### Directive
Determine how many lines carry the word "ходе". Output that number only.

### Data records
--- start ---
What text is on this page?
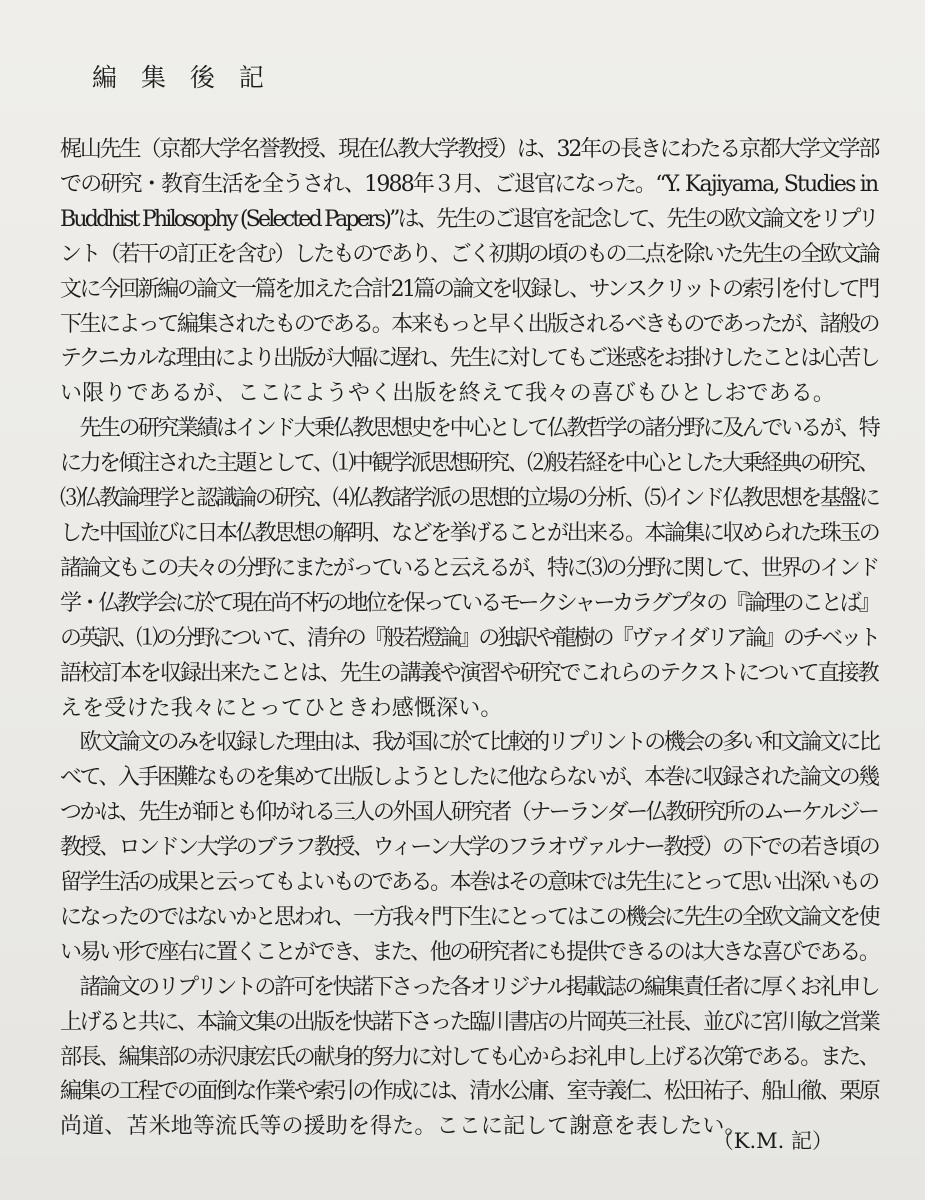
編 集 後 記
梶山先生（京都大学名誉教授、現在仏教大学教授）は、32年の長きにわたる京都大学文学部
での研究・教育生活を全うされ、1988年３月、ご退官になった。“Y. Kajiyama, Studies in
Buddhist Philosophy (Selected Papers)”は、先生のご退官を記念して、先生の欧文論文をリプリ
ント（若干の訂正を含む）したものであり、ごく初期の頃のもの二点を除いた先生の全欧文論
文に今回新編の論文一篇を加えた合計21篇の論文を収録し、サンスクリットの索引を付して門
下生によって編集されたものである。本来もっと早く出版されるべきものであったが、諸般の
テクニカルな理由により出版が大幅に遅れ、先生に対してもご迷惑をお掛けしたことは心苦し
い限りであるが、ここにようやく出版を終えて我々の喜びもひとしおである。
　先生の研究業績はインド大乗仏教思想史を中心として仏教哲学の諸分野に及んでいるが、特
に力を傾注された主題として、⑴中観学派思想研究、⑵般若経を中心とした大乗経典の研究、
⑶仏教論理学と認識論の研究、⑷仏教諸学派の思想的立場の分析、⑸インド仏教思想を基盤に
した中国並びに日本仏教思想の解明、などを挙げることが出来る。本論集に収められた珠玉の
諸論文もこの夫々の分野にまたがっていると云えるが、特に⑶の分野に関して、世界のインド
学・仏教学会に於て現在尚不朽の地位を保っているモークシャーカラグプタの『論理のことば』
の英訳、⑴の分野について、清弁の『般若燈論』の独訳や龍樹の『ヴァイダリア論』のチベット
語校訂本を収録出来たことは、先生の講義や演習や研究でこれらのテクストについて直接教
えを受けた我々にとってひときわ感慨深い。
　欧文論文のみを収録した理由は、我が国に於て比較的リプリントの機会の多い和文論文に比
べて、入手困難なものを集めて出版しようとしたに他ならないが、本巻に収録された論文の幾
つかは、先生が師とも仰がれる三人の外国人研究者（ナーランダー仏教研究所のムーケルジー
教授、ロンドン大学のブラフ教授、ウィーン大学のフラオヴァルナー教授）の下での若き頃の
留学生活の成果と云ってもよいものである。本巻はその意味では先生にとって思い出深いもの
になったのではないかと思われ、一方我々門下生にとってはこの機会に先生の全欧文論文を使
い易い形で座右に置くことができ、また、他の研究者にも提供できるのは大きな喜びである。
　諸論文のリプリントの許可を快諾下さった各オリジナル掲載誌の編集責任者に厚くお礼申し
上げると共に、本論文集の出版を快諾下さった臨川書店の片岡英三社長、並びに宮川敏之営業
部長、編集部の赤沢康宏氏の献身的努力に対しても心からお礼申し上げる次第である。また、
編集の工程での面倒な作業や索引の作成には、清水公庸、室寺義仁、松田祐子、船山徹、栗原
尚道、苫米地等流氏等の援助を得た。ここに記して謝意を表したい。
（K.M. 記）
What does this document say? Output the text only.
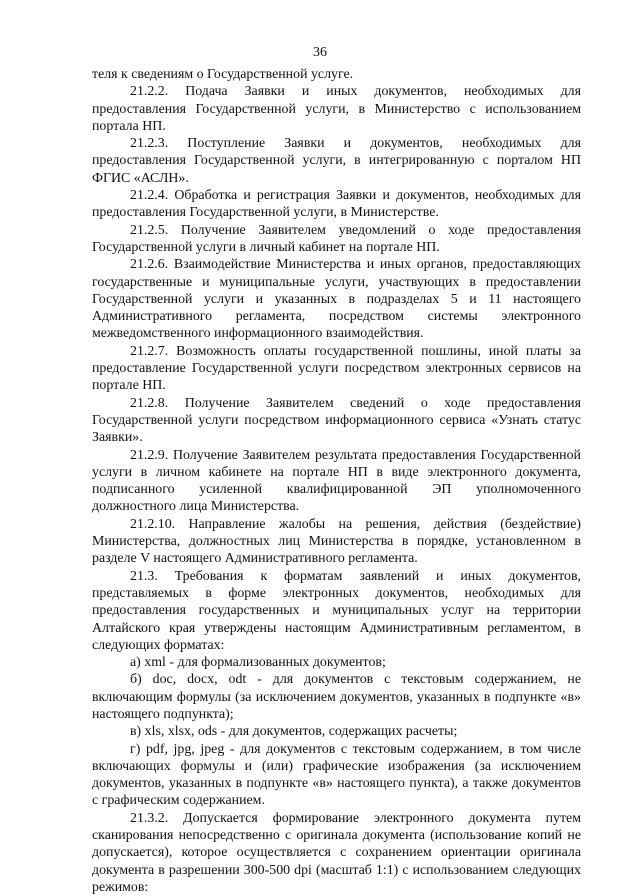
36

теля к сведениям о Государственной услуге.

21.2.2. Подача Заявки и иных документов, необходимых для предоставления Государственной услуги, в Министерство с использованием портала НП.

21.2.3. Поступление Заявки и документов, необходимых для предоставления Государственной услуги, в интегрированную с порталом НП ФГИС «АСЛН».

21.2.4. Обработка и регистрация Заявки и документов, необходимых для предоставления Государственной услуги, в Министерстве.

21.2.5. Получение Заявителем уведомлений о ходе предоставления Государственной услуги в личный кабинет на портале НП.

21.2.6. Взаимодействие Министерства и иных органов, предоставляющих государственные и муниципальные услуги, участвующих в предоставлении Государственной услуги и указанных в подразделах 5 и 11 настоящего Административного регламента, посредством системы электронного межведомственного информационного взаимодействия.

21.2.7. Возможность оплаты государственной пошлины, иной платы за предоставление Государственной услуги посредством электронных сервисов на портале НП.

21.2.8. Получение Заявителем сведений о ходе предоставления Государственной услуги посредством информационного сервиса «Узнать статус Заявки».

21.2.9. Получение Заявителем результата предоставления Государственной услуги в личном кабинете на портале НП в виде электронного документа, подписанного усиленной квалифицированной ЭП уполномоченного должностного лица Министерства.

21.2.10. Направление жалобы на решения, действия (бездействие) Министерства, должностных лиц Министерства в порядке, установленном в разделе V настоящего Административного регламента.

21.3. Требования к форматам заявлений и иных документов, представляемых в форме электронных документов, необходимых для предоставления государственных и муниципальных услуг на территории Алтайского края утверждены настоящим Административным регламентом, в следующих форматах:

а) xml - для формализованных документов;

б) doc, docx, odt - для документов с текстовым содержанием, не включающим формулы (за исключением документов, указанных в подпункте «в» настоящего подпункта);

в) xls, xlsx, ods - для документов, содержащих расчеты;

г) pdf, jpg, jpeg - для документов с текстовым содержанием, в том числе включающих формулы и (или) графические изображения (за исключением документов, указанных в подпункте «в» настоящего пункта), а также документов с графическим содержанием.

21.3.2. Допускается формирование электронного документа путем сканирования непосредственно с оригинала документа (использование копий не допускается), которое осуществляется с сохранением ориентации оригинала документа в разрешении 300-500 dpi (масштаб 1:1) с использованием следующих режимов:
--- end ---
### Task solution
2